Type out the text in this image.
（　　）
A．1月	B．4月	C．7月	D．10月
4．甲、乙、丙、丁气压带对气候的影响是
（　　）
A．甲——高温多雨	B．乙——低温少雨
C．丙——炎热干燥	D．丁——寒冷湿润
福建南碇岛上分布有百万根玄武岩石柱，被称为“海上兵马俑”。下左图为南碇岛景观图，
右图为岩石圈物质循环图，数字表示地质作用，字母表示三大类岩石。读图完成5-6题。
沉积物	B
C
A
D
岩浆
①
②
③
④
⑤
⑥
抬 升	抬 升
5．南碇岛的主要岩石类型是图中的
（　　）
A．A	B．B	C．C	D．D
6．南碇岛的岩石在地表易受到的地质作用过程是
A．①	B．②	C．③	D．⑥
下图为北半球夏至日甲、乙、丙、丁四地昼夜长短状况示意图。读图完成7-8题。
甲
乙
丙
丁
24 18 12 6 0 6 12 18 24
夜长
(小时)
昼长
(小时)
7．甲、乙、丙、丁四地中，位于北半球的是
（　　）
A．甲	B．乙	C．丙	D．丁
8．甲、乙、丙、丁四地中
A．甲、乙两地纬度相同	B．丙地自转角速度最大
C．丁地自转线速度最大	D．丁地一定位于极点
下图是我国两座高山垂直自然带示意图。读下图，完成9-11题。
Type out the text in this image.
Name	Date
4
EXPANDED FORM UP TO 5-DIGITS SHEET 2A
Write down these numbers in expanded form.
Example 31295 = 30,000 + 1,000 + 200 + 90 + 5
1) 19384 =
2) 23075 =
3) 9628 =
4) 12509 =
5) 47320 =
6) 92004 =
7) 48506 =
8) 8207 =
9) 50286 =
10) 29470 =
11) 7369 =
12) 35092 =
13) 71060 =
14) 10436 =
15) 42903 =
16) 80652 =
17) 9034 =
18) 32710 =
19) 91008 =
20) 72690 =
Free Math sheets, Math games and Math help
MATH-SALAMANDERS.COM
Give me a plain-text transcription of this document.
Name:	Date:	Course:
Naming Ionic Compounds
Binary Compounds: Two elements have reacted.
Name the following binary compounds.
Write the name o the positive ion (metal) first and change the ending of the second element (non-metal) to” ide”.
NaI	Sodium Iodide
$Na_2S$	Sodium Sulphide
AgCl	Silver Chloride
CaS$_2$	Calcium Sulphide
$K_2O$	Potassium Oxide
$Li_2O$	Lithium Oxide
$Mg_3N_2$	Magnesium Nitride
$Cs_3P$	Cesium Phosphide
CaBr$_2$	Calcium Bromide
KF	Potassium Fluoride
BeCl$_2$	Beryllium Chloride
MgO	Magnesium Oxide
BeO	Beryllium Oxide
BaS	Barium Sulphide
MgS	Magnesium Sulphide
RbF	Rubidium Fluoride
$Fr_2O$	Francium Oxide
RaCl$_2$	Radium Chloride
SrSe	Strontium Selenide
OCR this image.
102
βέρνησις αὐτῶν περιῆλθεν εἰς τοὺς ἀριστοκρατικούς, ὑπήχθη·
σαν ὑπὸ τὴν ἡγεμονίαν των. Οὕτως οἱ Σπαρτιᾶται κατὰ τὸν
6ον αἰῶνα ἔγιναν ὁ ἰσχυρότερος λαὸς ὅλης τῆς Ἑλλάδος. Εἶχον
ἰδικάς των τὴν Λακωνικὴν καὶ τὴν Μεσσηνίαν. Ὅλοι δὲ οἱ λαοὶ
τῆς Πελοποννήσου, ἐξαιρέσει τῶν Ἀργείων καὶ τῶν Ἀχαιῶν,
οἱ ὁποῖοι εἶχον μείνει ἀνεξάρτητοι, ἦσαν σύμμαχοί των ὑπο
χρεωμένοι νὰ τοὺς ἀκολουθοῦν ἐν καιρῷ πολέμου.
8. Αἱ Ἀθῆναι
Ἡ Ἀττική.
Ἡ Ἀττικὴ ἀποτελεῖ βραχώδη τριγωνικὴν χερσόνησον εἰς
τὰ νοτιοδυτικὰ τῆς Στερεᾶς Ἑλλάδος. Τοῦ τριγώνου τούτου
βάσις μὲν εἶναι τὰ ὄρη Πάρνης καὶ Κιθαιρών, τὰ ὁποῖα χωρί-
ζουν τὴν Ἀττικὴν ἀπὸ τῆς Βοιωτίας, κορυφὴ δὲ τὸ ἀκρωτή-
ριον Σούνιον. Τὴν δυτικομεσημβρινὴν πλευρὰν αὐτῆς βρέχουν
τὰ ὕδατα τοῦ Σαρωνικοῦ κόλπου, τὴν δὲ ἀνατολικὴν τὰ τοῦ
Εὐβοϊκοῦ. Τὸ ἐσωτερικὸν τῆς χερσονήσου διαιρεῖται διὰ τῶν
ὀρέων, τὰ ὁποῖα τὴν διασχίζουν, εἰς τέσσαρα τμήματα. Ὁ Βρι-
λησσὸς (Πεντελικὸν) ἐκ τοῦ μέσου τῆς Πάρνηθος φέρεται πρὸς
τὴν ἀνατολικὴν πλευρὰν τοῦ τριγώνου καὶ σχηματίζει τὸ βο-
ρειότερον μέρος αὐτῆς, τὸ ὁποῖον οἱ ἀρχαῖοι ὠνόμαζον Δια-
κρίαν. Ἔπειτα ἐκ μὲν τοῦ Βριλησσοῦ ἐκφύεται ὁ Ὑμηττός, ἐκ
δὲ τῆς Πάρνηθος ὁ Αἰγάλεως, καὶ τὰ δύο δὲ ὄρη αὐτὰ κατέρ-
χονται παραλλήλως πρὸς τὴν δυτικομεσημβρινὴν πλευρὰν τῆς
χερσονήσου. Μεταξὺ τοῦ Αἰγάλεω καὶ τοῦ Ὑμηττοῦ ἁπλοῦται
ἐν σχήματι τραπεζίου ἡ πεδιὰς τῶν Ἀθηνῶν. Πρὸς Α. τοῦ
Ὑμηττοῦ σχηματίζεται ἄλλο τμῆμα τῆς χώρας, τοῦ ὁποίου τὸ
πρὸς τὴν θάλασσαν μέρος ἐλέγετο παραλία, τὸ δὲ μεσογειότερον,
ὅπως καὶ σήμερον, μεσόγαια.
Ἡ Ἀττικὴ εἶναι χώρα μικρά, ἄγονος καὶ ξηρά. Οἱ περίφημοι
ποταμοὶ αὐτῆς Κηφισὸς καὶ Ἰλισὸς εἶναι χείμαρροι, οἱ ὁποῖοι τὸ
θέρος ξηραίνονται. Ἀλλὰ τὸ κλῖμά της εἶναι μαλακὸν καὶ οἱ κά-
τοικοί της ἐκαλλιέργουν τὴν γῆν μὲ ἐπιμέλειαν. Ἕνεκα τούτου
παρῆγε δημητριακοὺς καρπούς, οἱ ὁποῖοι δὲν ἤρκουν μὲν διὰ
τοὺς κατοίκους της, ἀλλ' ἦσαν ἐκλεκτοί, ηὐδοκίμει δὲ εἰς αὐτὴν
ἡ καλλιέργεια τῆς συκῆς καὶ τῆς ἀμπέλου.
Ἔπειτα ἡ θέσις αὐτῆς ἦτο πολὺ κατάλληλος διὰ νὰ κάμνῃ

......

> [TASK OBJECTIVE]: Lines that hold "Potassium" are the ones to copy; find all of them.

> [RESPONSE BELOW]:
$K_2O$	Potassium Oxide
KF	Potassium Fluoride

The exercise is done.